> [Written problem]:
Skip every picture and transcribe the remaining material exactly.

— start —

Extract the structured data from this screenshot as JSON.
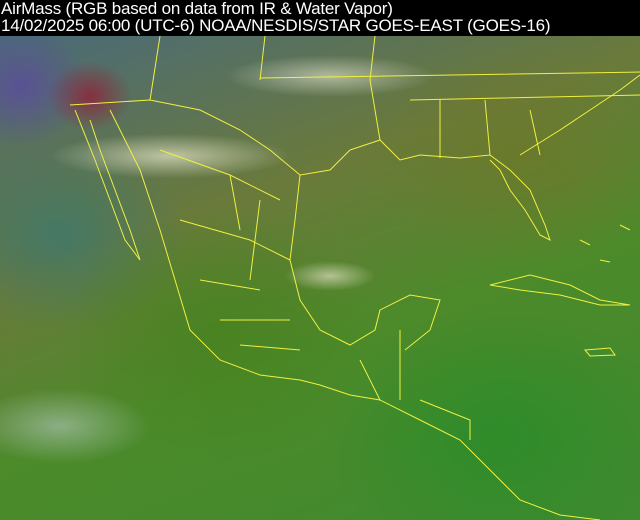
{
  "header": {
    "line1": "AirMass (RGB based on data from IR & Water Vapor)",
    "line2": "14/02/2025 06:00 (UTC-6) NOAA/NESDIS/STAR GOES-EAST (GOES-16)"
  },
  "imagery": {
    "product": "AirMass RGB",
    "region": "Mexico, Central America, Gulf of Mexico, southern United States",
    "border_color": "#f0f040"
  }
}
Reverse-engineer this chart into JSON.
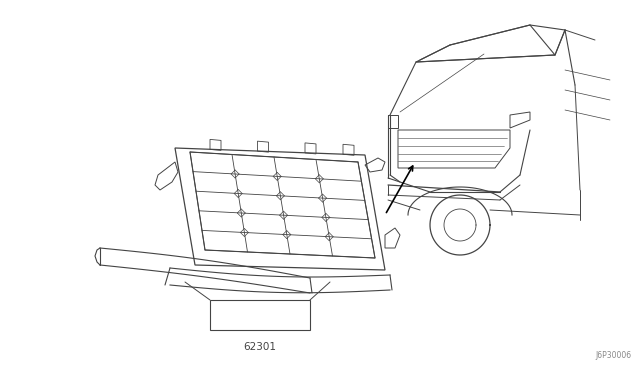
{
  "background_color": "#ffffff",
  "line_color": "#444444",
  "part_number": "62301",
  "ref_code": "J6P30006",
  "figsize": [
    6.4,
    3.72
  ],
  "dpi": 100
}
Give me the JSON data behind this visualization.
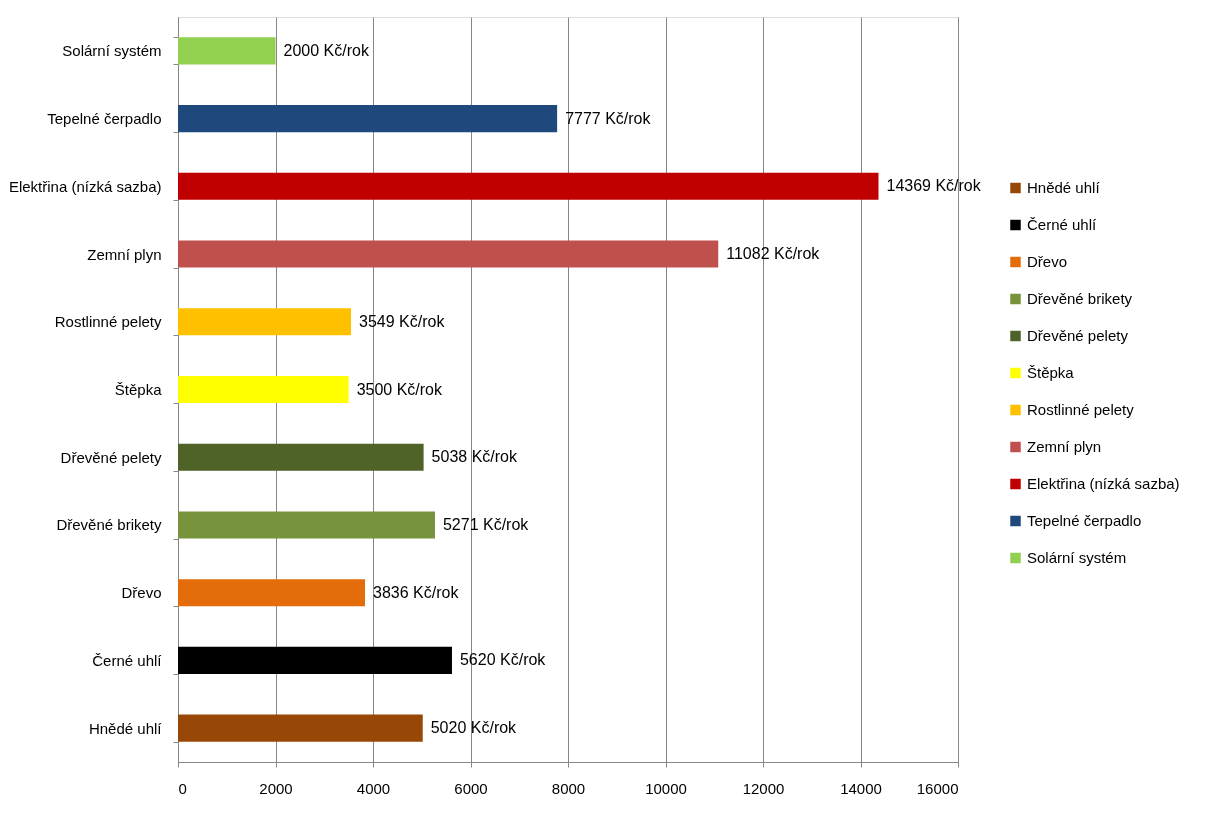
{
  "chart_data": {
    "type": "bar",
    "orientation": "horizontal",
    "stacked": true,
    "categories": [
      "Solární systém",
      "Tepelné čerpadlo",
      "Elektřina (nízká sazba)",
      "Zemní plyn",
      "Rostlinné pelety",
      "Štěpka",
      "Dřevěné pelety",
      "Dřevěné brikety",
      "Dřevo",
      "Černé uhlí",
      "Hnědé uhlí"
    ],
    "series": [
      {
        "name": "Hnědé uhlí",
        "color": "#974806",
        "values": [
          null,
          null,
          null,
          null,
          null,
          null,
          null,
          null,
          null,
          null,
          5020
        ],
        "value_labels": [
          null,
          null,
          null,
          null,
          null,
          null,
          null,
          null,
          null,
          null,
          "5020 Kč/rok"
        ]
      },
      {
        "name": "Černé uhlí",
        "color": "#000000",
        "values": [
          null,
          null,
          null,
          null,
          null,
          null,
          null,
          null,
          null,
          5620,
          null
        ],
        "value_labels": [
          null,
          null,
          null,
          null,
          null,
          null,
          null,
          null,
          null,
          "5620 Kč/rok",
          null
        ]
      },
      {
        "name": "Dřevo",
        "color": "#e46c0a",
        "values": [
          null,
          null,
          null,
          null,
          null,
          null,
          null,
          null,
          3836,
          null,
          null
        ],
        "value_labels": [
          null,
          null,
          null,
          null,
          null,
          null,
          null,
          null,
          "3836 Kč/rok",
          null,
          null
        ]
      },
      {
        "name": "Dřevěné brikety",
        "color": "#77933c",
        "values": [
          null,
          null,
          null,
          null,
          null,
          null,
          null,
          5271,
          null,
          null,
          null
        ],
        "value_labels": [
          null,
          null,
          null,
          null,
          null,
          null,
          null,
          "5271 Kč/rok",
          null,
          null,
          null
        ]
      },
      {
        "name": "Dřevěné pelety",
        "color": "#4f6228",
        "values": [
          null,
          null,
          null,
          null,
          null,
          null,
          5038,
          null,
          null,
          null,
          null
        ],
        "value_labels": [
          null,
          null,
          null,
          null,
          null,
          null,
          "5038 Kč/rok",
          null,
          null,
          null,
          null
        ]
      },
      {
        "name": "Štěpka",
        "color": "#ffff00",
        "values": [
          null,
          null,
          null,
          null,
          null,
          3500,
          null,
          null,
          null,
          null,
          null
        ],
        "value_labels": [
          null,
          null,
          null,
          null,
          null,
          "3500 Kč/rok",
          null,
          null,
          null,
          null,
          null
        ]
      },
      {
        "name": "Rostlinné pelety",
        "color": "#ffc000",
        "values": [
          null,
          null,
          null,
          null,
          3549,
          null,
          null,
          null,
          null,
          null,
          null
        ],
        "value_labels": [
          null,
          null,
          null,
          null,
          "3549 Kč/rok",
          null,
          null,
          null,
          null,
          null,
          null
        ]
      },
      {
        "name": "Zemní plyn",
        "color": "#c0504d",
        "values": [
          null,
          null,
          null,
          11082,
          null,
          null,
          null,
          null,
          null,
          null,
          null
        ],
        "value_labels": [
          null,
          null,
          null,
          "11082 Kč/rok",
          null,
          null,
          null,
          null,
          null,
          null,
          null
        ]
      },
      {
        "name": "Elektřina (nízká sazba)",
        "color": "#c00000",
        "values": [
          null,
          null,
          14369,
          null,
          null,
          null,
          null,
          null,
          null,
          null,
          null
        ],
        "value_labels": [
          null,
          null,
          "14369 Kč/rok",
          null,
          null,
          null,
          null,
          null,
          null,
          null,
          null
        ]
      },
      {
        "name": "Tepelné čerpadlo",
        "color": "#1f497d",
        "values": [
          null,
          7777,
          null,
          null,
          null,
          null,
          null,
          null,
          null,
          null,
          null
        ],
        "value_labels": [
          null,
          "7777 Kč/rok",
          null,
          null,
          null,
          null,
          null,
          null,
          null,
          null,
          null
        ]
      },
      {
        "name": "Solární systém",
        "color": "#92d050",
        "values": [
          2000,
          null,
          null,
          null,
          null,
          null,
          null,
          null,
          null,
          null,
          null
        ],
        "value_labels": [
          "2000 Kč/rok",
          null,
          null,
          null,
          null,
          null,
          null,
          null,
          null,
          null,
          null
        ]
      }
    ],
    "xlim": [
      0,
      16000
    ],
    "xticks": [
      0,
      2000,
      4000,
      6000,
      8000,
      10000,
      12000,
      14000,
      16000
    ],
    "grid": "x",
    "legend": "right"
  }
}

— end —

> [Written solution]:
Extract the structured data from this screenshot as JSON.
{
  "header": {
    "line1": "AirMass (RGB based on data from IR & Water Vapor)",
    "line2": "14/02/2025 06:00 (UTC-6) NOAA/NESDIS/STAR GOES-EAST (GOES-16)"
  },
  "imagery": {
    "product": "AirMass RGB",
    "region": "Mexico, Central America, Gulf of Mexico, southern United States",
    "border_color": "#f0f040"
  }
}
Reverse-engineer this chart into JSON.
{
  "background_color": "#ffffff",
  "line_color": "#444444",
  "part_number": "62301",
  "ref_code": "J6P30006",
  "figsize": [
    6.4,
    3.72
  ],
  "dpi": 100
}
Give me the JSON data behind this visualization.
{
  "chart_data": {
    "type": "bar",
    "orientation": "horizontal",
    "stacked": true,
    "categories": [
      "Solární systém",
      "Tepelné čerpadlo",
      "Elektřina (nízká sazba)",
      "Zemní plyn",
      "Rostlinné pelety",
      "Štěpka",
      "Dřevěné pelety",
      "Dřevěné brikety",
      "Dřevo",
      "Černé uhlí",
      "Hnědé uhlí"
    ],
    "series": [
      {
        "name": "Hnědé uhlí",
        "color": "#974806",
        "values": [
          null,
          null,
          null,
          null,
          null,
          null,
          null,
          null,
          null,
          null,
          5020
        ],
        "value_labels": [
          null,
          null,
          null,
          null,
          null,
          null,
          null,
          null,
          null,
          null,
          "5020 Kč/rok"
        ]
      },
      {
        "name": "Černé uhlí",
        "color": "#000000",
        "values": [
          null,
          null,
          null,
          null,
          null,
          null,
          null,
          null,
          null,
          5620,
          null
        ],
        "value_labels": [
          null,
          null,
          null,
          null,
          null,
          null,
          null,
          null,
          null,
          "5620 Kč/rok",
          null
        ]
      },
      {
        "name": "Dřevo",
        "color": "#e46c0a",
        "values": [
          null,
          null,
          null,
          null,
          null,
          null,
          null,
          null,
          3836,
          null,
          null
        ],
        "value_labels": [
          null,
          null,
          null,
          null,
          null,
          null,
          null,
          null,
          "3836 Kč/rok",
          null,
          null
        ]
      },
      {
        "name": "Dřevěné brikety",
        "color": "#77933c",
        "values": [
          null,
          null,
          null,
          null,
          null,
          null,
          null,
          5271,
          null,
          null,
          null
        ],
        "value_labels": [
          null,
          null,
          null,
          null,
          null,
          null,
          null,
          "5271 Kč/rok",
          null,
          null,
          null
        ]
      },
      {
        "name": "Dřevěné pelety",
        "color": "#4f6228",
        "values": [
          null,
          null,
          null,
          null,
          null,
          null,
          5038,
          null,
          null,
          null,
          null
        ],
        "value_labels": [
          null,
          null,
          null,
          null,
          null,
          null,
          "5038 Kč/rok",
          null,
          null,
          null,
          null
        ]
      },
      {
        "name": "Štěpka",
        "color": "#ffff00",
        "values": [
          null,
          null,
          null,
          null,
          null,
          3500,
          null,
          null,
          null,
          null,
          null
        ],
        "value_labels": [
          null,
          null,
          null,
          null,
          null,
          "3500 Kč/rok",
          null,
          null,
          null,
          null,
          null
        ]
      },
      {
        "name": "Rostlinné pelety",
        "color": "#ffc000",
        "values": [
          null,
          null,
          null,
          null,
          3549,
          null,
          null,
          null,
          null,
          null,
          null
        ],
        "value_labels": [
          null,
          null,
          null,
          null,
          "3549 Kč/rok",
          null,
          null,
          null,
          null,
          null,
          null
        ]
      },
      {
        "name": "Zemní plyn",
        "color": "#c0504d",
        "values": [
          null,
          null,
          null,
          11082,
          null,
          null,
          null,
          null,
          null,
          null,
          null
        ],
        "value_labels": [
          null,
          null,
          null,
          "11082 Kč/rok",
          null,
          null,
          null,
          null,
          null,
          null,
          null
        ]
      },
      {
        "name": "Elektřina (nízká sazba)",
        "color": "#c00000",
        "values": [
          null,
          null,
          14369,
          null,
          null,
          null,
          null,
          null,
          null,
          null,
          null
        ],
        "value_labels": [
          null,
          null,
          "14369 Kč/rok",
          null,
          null,
          null,
          null,
          null,
          null,
          null,
          null
        ]
      },
      {
        "name": "Tepelné čerpadlo",
        "color": "#1f497d",
        "values": [
          null,
          7777,
          null,
          null,
          null,
          null,
          null,
          null,
          null,
          null,
          null
        ],
        "value_labels": [
          null,
          "7777 Kč/rok",
          null,
          null,
          null,
          null,
          null,
          null,
          null,
          null,
          null
        ]
      },
      {
        "name": "Solární systém",
        "color": "#92d050",
        "values": [
          2000,
          null,
          null,
          null,
          null,
          null,
          null,
          null,
          null,
          null,
          null
        ],
        "value_labels": [
          "2000 Kč/rok",
          null,
          null,
          null,
          null,
          null,
          null,
          null,
          null,
          null,
          null
        ]
      }
    ],
    "xlim": [
      0,
      16000
    ],
    "xticks": [
      0,
      2000,
      4000,
      6000,
      8000,
      10000,
      12000,
      14000,
      16000
    ],
    "grid": "x",
    "legend": "right"
  }
}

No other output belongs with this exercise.